# start of DATA SUPPLIED
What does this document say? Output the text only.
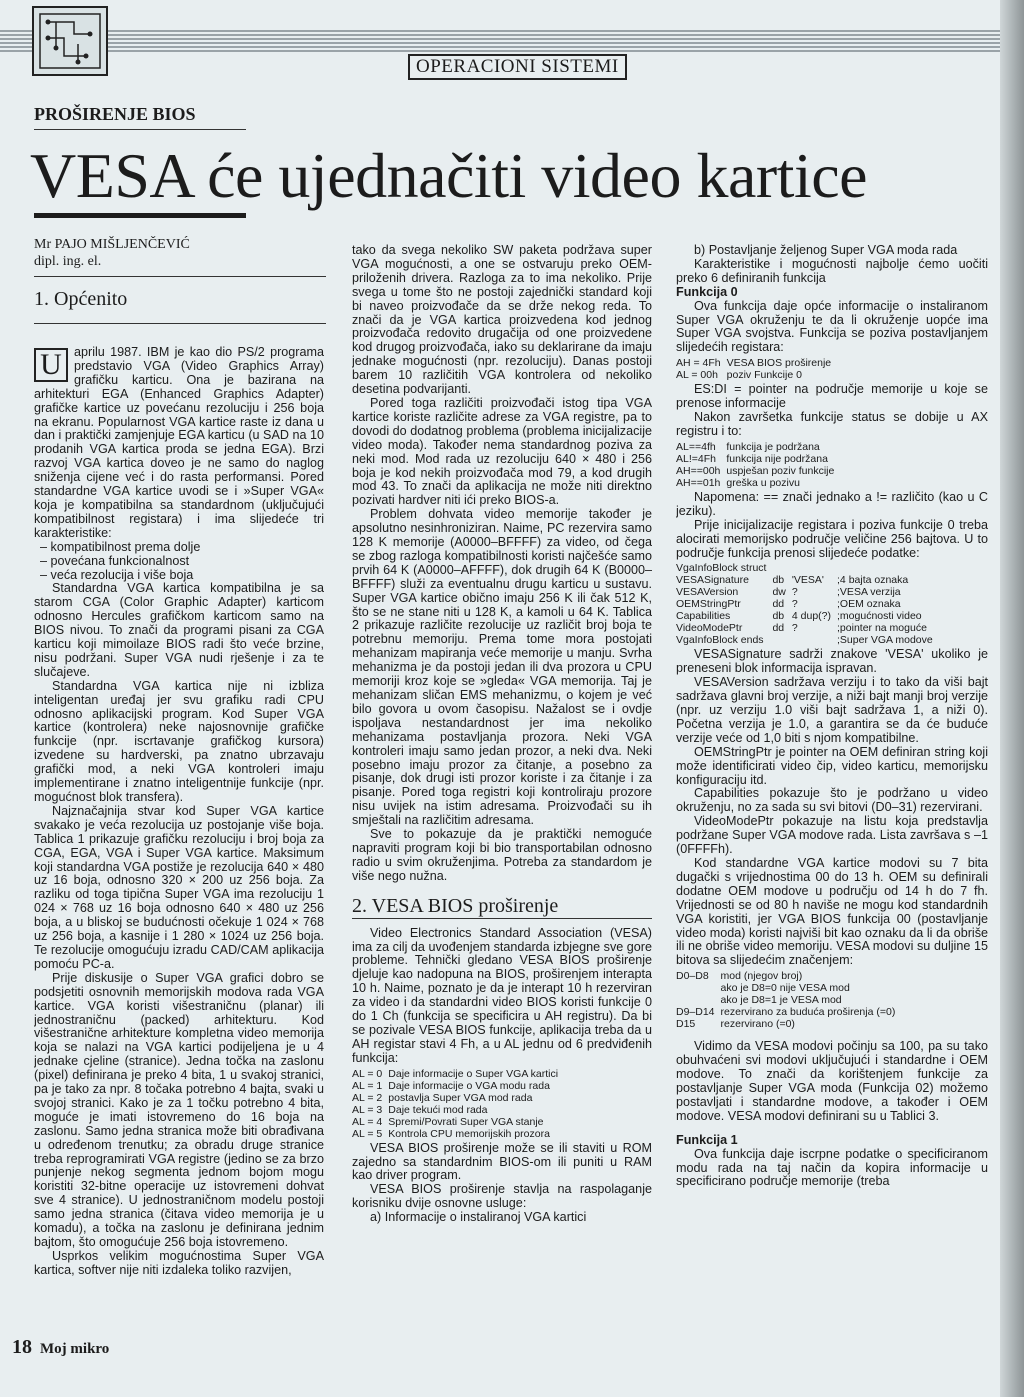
OPERACIONI SISTEMI
PROŠIRENJE BIOS
VESA će ujednačiti video kartice
Mr PAJO MIŠLJENČEVIĆ
dipl. ing. el.
1. Općenito
U aprilu 1987. IBM je kao dio PS/2 programa predstavio VGA (Video Graphics Array) grafičku karticu. Ona je bazirana na arhitekturi EGA (Enhanced Graphics Adapter) grafičke kartice uz povećanu rezoluciju i 256 boja na ekranu. Popularnost VGA kartice raste iz dana u dan i praktički zamjenjuje EGA karticu (u SAD na 10 prodanih VGA kartica proda se jedna EGA). Brzi razvoj VGA kartica doveo je ne samo do naglog sniženja cijene već i do rasta performansi. Pored standardne VGA kartice uvodi se i »Super VGA« koja je kompatibilna sa standardnom (uključujući kompatibilnost registara) i ima slijedeće tri karakteristike:

– kompatibilnost prema dolje
– povećana funkcionalnost
– veća rezolucija i više boja

Standardna VGA kartica kompatibilna je sa starom CGA (Color Graphic Adapter) karticom odnosno Hercules grafičkom karticom samo na BIOS nivou. To znači da programi pisani za CGA karticu koji mimoilaze BIOS radi što veće brzine, nisu podržani. Super VGA nudi rješenje i za te slučajeve.

Standardna VGA kartica nije ni izbliza inteligentan uređaj jer svu grafiku radi CPU odnosno aplikacijski program. Kod Super VGA kartice (kontrolera) neke najosnovnije grafičke funkcije (npr. iscrtavanje grafičkog kursora) izvedene su hardverski, pa znatno ubrzavaju grafički mod, a neki VGA kontroleri imaju implementirane i znatno inteligentnije funkcije (npr. mogućnost blok transfera).

Najznačajnija stvar kod Super VGA kartice svakako je veća rezolucija uz postojanje više boja. Tablica 1 prikazuje grafičku rezoluciju i broj boja za CGA, EGA, VGA i Super VGA kartice. Maksimum koji standardna VGA postiže je rezolucija 640 × 480 uz 16 boja, odnosno 320 × 200 uz 256 boja. Za razliku od toga tipična Super VGA ima rezoluciju 1 024 × 768 uz 16 boja odnosno 640 × 480 uz 256 boja, a u bliskoj se budućnosti očekuje 1 024 × 768 uz 256 boja, a kasnije i 1 280 × 1024 uz 256 boja. Te rezolucije omogućuju izradu CAD/CAM aplikacija pomoću PC-a.

Prije diskusije o Super VGA grafici dobro se podsjetiti osnovnih memorijskih modova rada VGA kartice. VGA koristi višestraničnu (planar) ili jednostraničnu (packed) arhitekturu. Kod višestranične arhitekture kompletna video memorija koja se nalazi na VGA kartici podijeljena je u 4 jednake cjeline (stranice). Jedna točka na zaslonu (pixel) definirana je preko 4 bita, 1 u svakoj stranici, pa je tako za npr. 8 točaka potrebno 4 bajta, svaki u svojoj stranici. Kako je za 1 točku potrebno 4 bita, moguće je imati istovremeno do 16 boja na zaslonu. Samo jedna stranica može biti obrađivana u određenom trenutku; za obradu druge stranice treba reprogramirati VGA registre (jedino se za brzo punjenje nekog segmenta jednom bojom mogu koristiti 32-bitne operacije uz istovremeni dohvat sve 4 stranice). U jednostraničnom modelu postoji samo jedna stranica (čitava video memorija je u komadu), a točka na zaslonu je definirana jednim bajtom, što omogućuje 256 boja istovremeno.

Usprkos velikim mogućnostima Super VGA kartica, softver nije niti izdaleka toliko razvijen,

tako da svega nekoliko SW paketa podržava super VGA mogućnosti, a one se ostvaruju preko OEM-priloženih drivera. Razloga za to ima nekoliko. Prije svega u tome što ne postoji zajednički standard koji bi naveo proizvođače da se drže nekog reda. To znači da je VGA kartica proizvedena kod jednog proizvođača redovito drugačija od one proizvedene kod drugog proizvođača, iako su deklarirane da imaju jednake mogućnosti (npr. rezoluciju). Danas postoji barem 10 različitih VGA kontrolera od nekoliko desetina podvarijanti.

Pored toga različiti proizvođači istog tipa VGA kartice koriste različite adrese za VGA registre, pa to dovodi do dodatnog problema (problema inicijalizacije video moda). Također nema standardnog poziva za neki mod. Mod rada uz rezoluciju 640 × 480 i 256 boja je kod nekih proizvođača mod 79, a kod drugih mod 43. To znači da aplikacija ne može niti direktno pozivati hardver niti ići preko BIOS-a.

Problem dohvata video memorije također je apsolutno nesinhroniziran. Naime, PC rezervira samo 128 K memorije (A0000–BFFFF) za video, od čega se zbog razloga kompatibilnosti koristi najčešće samo prvih 64 K (A0000–AFFFF), dok drugih 64 K (B0000–BFFFF) služi za eventualnu drugu karticu u sustavu. Super VGA kartice obično imaju 256 K ili čak 512 K, što se ne stane niti u 128 K, a kamoli u 64 K. Tablica 2 prikazuje različite rezolucije uz različit broj boja te potrebnu memoriju. Prema tome mora postojati mehanizam mapiranja veće memorije u manju. Svrha mehanizma je da postoji jedan ili dva prozora u CPU memoriji kroz koje se »gleda« VGA memorija. Taj je mehanizam sličan EMS mehanizmu, o kojem je već bilo govora u ovom časopisu. Nažalost se i ovdje ispoljava nestandardnost jer ima nekoliko mehanizama postavljanja prozora. Neki VGA kontroleri imaju samo jedan prozor, a neki dva. Neki posebno imaju prozor za čitanje, a posebno za pisanje, dok drugi isti prozor koriste i za čitanje i za pisanje. Pored toga registri koji kontroliraju prozore nisu uvijek na istim adresama. Proizvođači su ih smještali na različitim adresama.

Sve to pokazuje da je praktički nemoguće napraviti program koji bi bio transportabilan odnosno radio u svim okruženjima. Potreba za standardom je više nego nužna.

2. VESA BIOS proširenje

Video Electronics Standard Association (VESA) ima za cilj da uvođenjem standarda izbjegne sve gore probleme. Tehnički gledano VESA BIOS proširenje djeluje kao nadopuna na BIOS, proširenjem interapta 10 h. Naime, poznato je da je interapt 10 h rezerviran za video i da standardni video BIOS koristi funkcije 0 do 1 Ch (funkcija se specificira u AH registru). Da bi se pozivale VESA BIOS funkcije, aplikacija treba da u AH registar stavi 4 Fh, a u AL jednu od 6 predviđenih funkcija:

AL = 0	Daje informacije o Super VGA kartici
AL = 1	Daje informacije o VGA modu rada
AL = 2	postavlja Super VGA mod rada
AL = 3	Daje tekući mod rada
AL = 4	Spremi/Povrati Super VGA stanje
AL = 5	Kontrola CPU memorijskih prozora

VESA BIOS proširenje može se ili staviti u ROM zajedno sa standardnim BIOS-om ili puniti u RAM kao driver program.

VESA BIOS proširenje stavlja na raspolaganje korisniku dvije osnovne usluge:

a) Informacije o instaliranoj VGA kartici

b) Postavljanje željenog Super VGA moda rada

Karakteristike i mogućnosti najbolje ćemo uočiti preko 6 definiranih funkcija

Funkcija 0

Ova funkcija daje opće informacije o instaliranom Super VGA okruženju te da li okruženje uopće ima Super VGA svojstva. Funkcija se poziva postavljanjem slijedećih registara:

AH = 4Fh	VESA BIOS proširenje
AL = 00h	poziv Funkcije 0

ES:DI = pointer na područje memorije u koje se prenose informacije

Nakon završetka funkcije status se dobije u AX registru i to:

AL==4fh	funkcija je podržana
AL!=4Fh	funkcija nije podržana
AH==00h	uspješan poziv funkcije
AH==01h	greška u pozivu

Napomena: == znači jednako a != različito (kao u C jeziku).

Prije inicijalizacije registara i poziva funkcije 0 treba alocirati memorijsko područje veličine 256 bajtova. U to područje funkcija prenosi slijedeće podatke:

VgaInfoBlock struct			
VESASignature	db	'VESA'	;4 bajta oznaka
VESAVersion	dw	?	;VESA verzija
OEMStringPtr	dd	?	;OEM oznaka
Capabilities	db	4 dup(?)	;mogućnosti video
VideoModePtr	dd	?	;pointer na moguće
VgaInfoBlock ends			;Super VGA modove

VESASignature sadrži znakove 'VESA' ukoliko je preneseni blok informacija ispravan.

VESAVersion sadržava verziju i to tako da viši bajt sadržava glavni broj verzije, a niži bajt manji broj verzije (npr. uz verziju 1.0 viši bajt sadržava 1, a niži 0). Početna verzija je 1.0, a garantira se da će buduće verzije veće od 1,0 biti s njom kompatibilne.

OEMStringPtr je pointer na OEM definiran string koji može identificirati video čip, video karticu, memorijsku konfiguraciju itd.

Capabilities pokazuje što je podržano u video okruženju, no za sada su svi bitovi (D0–31) rezervirani.

VideoModePtr pokazuje na listu koja predstavlja podržane Super VGA modove rada. Lista završava s –1 (0FFFFh).

Kod standardne VGA kartice modovi su 7 bita dugački s vrijednostima 00 do 13 h. OEM su definirali dodatne OEM modove u području od 14 h do 7 fh. Vrijednosti se od 80 h naviše ne mogu kod standardnih VGA koristiti, jer VGA BIOS funkcija 00 (postavljanje video moda) koristi najviši bit kao oznaku da li da obriše ili ne obriše video memoriju. VESA modovi su duljine 15 bitova sa slijedećim značenjem:

D0–D8	mod (njegov broj)
	ako je D8=0 nije VESA mod
	ako je D8=1 je VESA mod
D9–D14	rezervirano za buduća proširenja (=0)
D15	rezervirano (=0)

Vidimo da VESA modovi počinju sa 100, pa su tako obuhvaćeni svi modovi uključujući i standardne i OEM modove. To znači da korištenjem funkcije za postavljanje Super VGA moda (Funkcija 02) možemo postavljati i standardne modove, a također i OEM modove. VESA modovi definirani su u Tablici 3.

Funkcija 1

Ova funkcija daje iscrpne podatke o specificiranom modu rada na taj način da kopira informacije u specificirano područje memorije (treba

18 Moj mikro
# end of DATA SUPPLIED
| EXERCISE BRIEF |
Filter out all lines lacking the word "verzija" and copy the rest.

| WRITTEN RESPONSE |
VESAVersion	dw	?	;VESA verzija
VESAVersion sadržava verziju i to tako da viši bajt sadržava glavni broj verzije, a niži bajt manji broj verzije (npr. uz verziju 1.0 viši bajt sadržava 1, a niži 0). Početna verzija je 1.0, a garantira se da će buduće verzije veće od 1,0 biti s njom kompatibilne.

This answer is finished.